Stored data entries

>> Start

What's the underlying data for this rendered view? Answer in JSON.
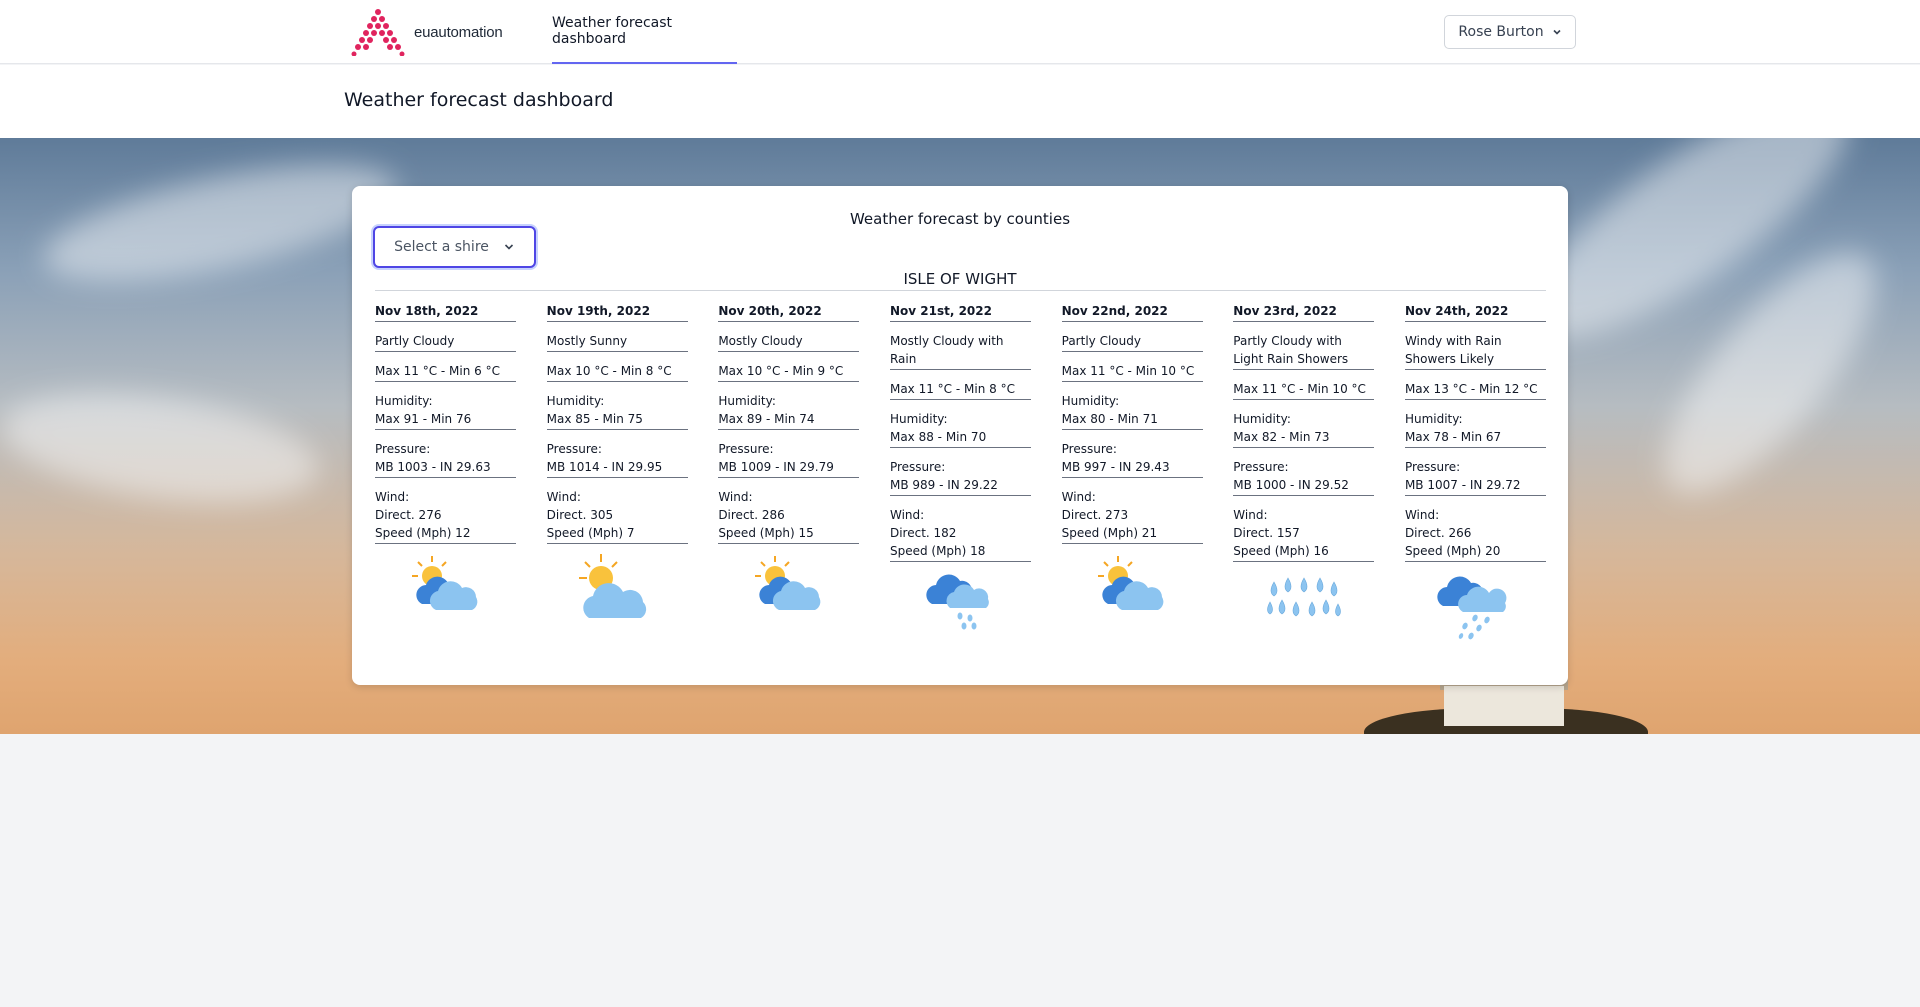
{
  "nav": {
    "logo_text": "euautomation",
    "tab_label": "Weather forecast dashboard",
    "user_name": "Rose Burton"
  },
  "header": {
    "title": "Weather forecast dashboard"
  },
  "card": {
    "title": "Weather forecast by counties",
    "select_label": "Select a shire",
    "location": "ISLE OF WIGHT"
  },
  "days": [
    {
      "date": "Nov 18th, 2022",
      "condition": "Partly Cloudy",
      "temp": "Max 11 °C - Min 6 °C",
      "humidity_label": "Humidity:",
      "humidity": "Max 91 - Min 76",
      "pressure_label": "Pressure:",
      "pressure": "MB 1003 - IN 29.63",
      "wind_label": "Wind:",
      "wind_dir": "Direct. 276",
      "wind_speed": "Speed (Mph) 12",
      "icon": "partly-cloudy-icon"
    },
    {
      "date": "Nov 19th, 2022",
      "condition": "Mostly Sunny",
      "temp": "Max 10 °C - Min 8 °C",
      "humidity_label": "Humidity:",
      "humidity": "Max 85 - Min 75",
      "pressure_label": "Pressure:",
      "pressure": "MB 1014 - IN 29.95",
      "wind_label": "Wind:",
      "wind_dir": "Direct. 305",
      "wind_speed": "Speed (Mph) 7",
      "icon": "mostly-sunny-icon"
    },
    {
      "date": "Nov 20th, 2022",
      "condition": "Mostly Cloudy",
      "temp": "Max 10 °C - Min 9 °C",
      "humidity_label": "Humidity:",
      "humidity": "Max 89 - Min 74",
      "pressure_label": "Pressure:",
      "pressure": "MB 1009 - IN 29.79",
      "wind_label": "Wind:",
      "wind_dir": "Direct. 286",
      "wind_speed": "Speed (Mph) 15",
      "icon": "partly-cloudy-icon"
    },
    {
      "date": "Nov 21st, 2022",
      "condition": "Mostly Cloudy with Rain",
      "temp": "Max 11 °C - Min 8 °C",
      "humidity_label": "Humidity:",
      "humidity": "Max 88 - Min 70",
      "pressure_label": "Pressure:",
      "pressure": "MB 989 - IN 29.22",
      "wind_label": "Wind:",
      "wind_dir": "Direct. 182",
      "wind_speed": "Speed (Mph) 18",
      "icon": "cloud-rain-icon"
    },
    {
      "date": "Nov 22nd, 2022",
      "condition": "Partly Cloudy",
      "temp": "Max 11 °C - Min 10 °C",
      "humidity_label": "Humidity:",
      "humidity": "Max 80 - Min 71",
      "pressure_label": "Pressure:",
      "pressure": "MB 997 - IN 29.43",
      "wind_label": "Wind:",
      "wind_dir": "Direct. 273",
      "wind_speed": "Speed (Mph) 21",
      "icon": "partly-cloudy-icon"
    },
    {
      "date": "Nov 23rd, 2022",
      "condition": "Partly Cloudy with Light Rain Showers",
      "temp": "Max 11 °C - Min 10 °C",
      "humidity_label": "Humidity:",
      "humidity": "Max 82 - Min 73",
      "pressure_label": "Pressure:",
      "pressure": "MB 1000 - IN 29.52",
      "wind_label": "Wind:",
      "wind_dir": "Direct. 157",
      "wind_speed": "Speed (Mph) 16",
      "icon": "raindrops-icon"
    },
    {
      "date": "Nov 24th, 2022",
      "condition": "Windy with Rain Showers Likely",
      "temp": "Max 13 °C - Min 12 °C",
      "humidity_label": "Humidity:",
      "humidity": "Max 78 - Min 67",
      "pressure_label": "Pressure:",
      "pressure": "MB 1007 - IN 29.72",
      "wind_label": "Wind:",
      "wind_dir": "Direct. 266",
      "wind_speed": "Speed (Mph) 20",
      "icon": "cloud-showers-icon"
    }
  ]
}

>> End

EXERCISE OBJECTIVE: Repeat the listing verbatim. Skip the pictures.

ANSWER TO THIS PROBLEM:
What's the underlying data for this rendered view? Answer in JSON.
{
  "nav": {
    "logo_text": "euautomation",
    "tab_label": "Weather forecast dashboard",
    "user_name": "Rose Burton"
  },
  "header": {
    "title": "Weather forecast dashboard"
  },
  "card": {
    "title": "Weather forecast by counties",
    "select_label": "Select a shire",
    "location": "ISLE OF WIGHT"
  },
  "days": [
    {
      "date": "Nov 18th, 2022",
      "condition": "Partly Cloudy",
      "temp": "Max 11 °C - Min 6 °C",
      "humidity_label": "Humidity:",
      "humidity": "Max 91 - Min 76",
      "pressure_label": "Pressure:",
      "pressure": "MB 1003 - IN 29.63",
      "wind_label": "Wind:",
      "wind_dir": "Direct. 276",
      "wind_speed": "Speed (Mph) 12",
      "icon": "partly-cloudy-icon"
    },
    {
      "date": "Nov 19th, 2022",
      "condition": "Mostly Sunny",
      "temp": "Max 10 °C - Min 8 °C",
      "humidity_label": "Humidity:",
      "humidity": "Max 85 - Min 75",
      "pressure_label": "Pressure:",
      "pressure": "MB 1014 - IN 29.95",
      "wind_label": "Wind:",
      "wind_dir": "Direct. 305",
      "wind_speed": "Speed (Mph) 7",
      "icon": "mostly-sunny-icon"
    },
    {
      "date": "Nov 20th, 2022",
      "condition": "Mostly Cloudy",
      "temp": "Max 10 °C - Min 9 °C",
      "humidity_label": "Humidity:",
      "humidity": "Max 89 - Min 74",
      "pressure_label": "Pressure:",
      "pressure": "MB 1009 - IN 29.79",
      "wind_label": "Wind:",
      "wind_dir": "Direct. 286",
      "wind_speed": "Speed (Mph) 15",
      "icon": "partly-cloudy-icon"
    },
    {
      "date": "Nov 21st, 2022",
      "condition": "Mostly Cloudy with Rain",
      "temp": "Max 11 °C - Min 8 °C",
      "humidity_label": "Humidity:",
      "humidity": "Max 88 - Min 70",
      "pressure_label": "Pressure:",
      "pressure": "MB 989 - IN 29.22",
      "wind_label": "Wind:",
      "wind_dir": "Direct. 182",
      "wind_speed": "Speed (Mph) 18",
      "icon": "cloud-rain-icon"
    },
    {
      "date": "Nov 22nd, 2022",
      "condition": "Partly Cloudy",
      "temp": "Max 11 °C - Min 10 °C",
      "humidity_label": "Humidity:",
      "humidity": "Max 80 - Min 71",
      "pressure_label": "Pressure:",
      "pressure": "MB 997 - IN 29.43",
      "wind_label": "Wind:",
      "wind_dir": "Direct. 273",
      "wind_speed": "Speed (Mph) 21",
      "icon": "partly-cloudy-icon"
    },
    {
      "date": "Nov 23rd, 2022",
      "condition": "Partly Cloudy with Light Rain Showers",
      "temp": "Max 11 °C - Min 10 °C",
      "humidity_label": "Humidity:",
      "humidity": "Max 82 - Min 73",
      "pressure_label": "Pressure:",
      "pressure": "MB 1000 - IN 29.52",
      "wind_label": "Wind:",
      "wind_dir": "Direct. 157",
      "wind_speed": "Speed (Mph) 16",
      "icon": "raindrops-icon"
    },
    {
      "date": "Nov 24th, 2022",
      "condition": "Windy with Rain Showers Likely",
      "temp": "Max 13 °C - Min 12 °C",
      "humidity_label": "Humidity:",
      "humidity": "Max 78 - Min 67",
      "pressure_label": "Pressure:",
      "pressure": "MB 1007 - IN 29.72",
      "wind_label": "Wind:",
      "wind_dir": "Direct. 266",
      "wind_speed": "Speed (Mph) 20",
      "icon": "cloud-showers-icon"
    }
  ]
}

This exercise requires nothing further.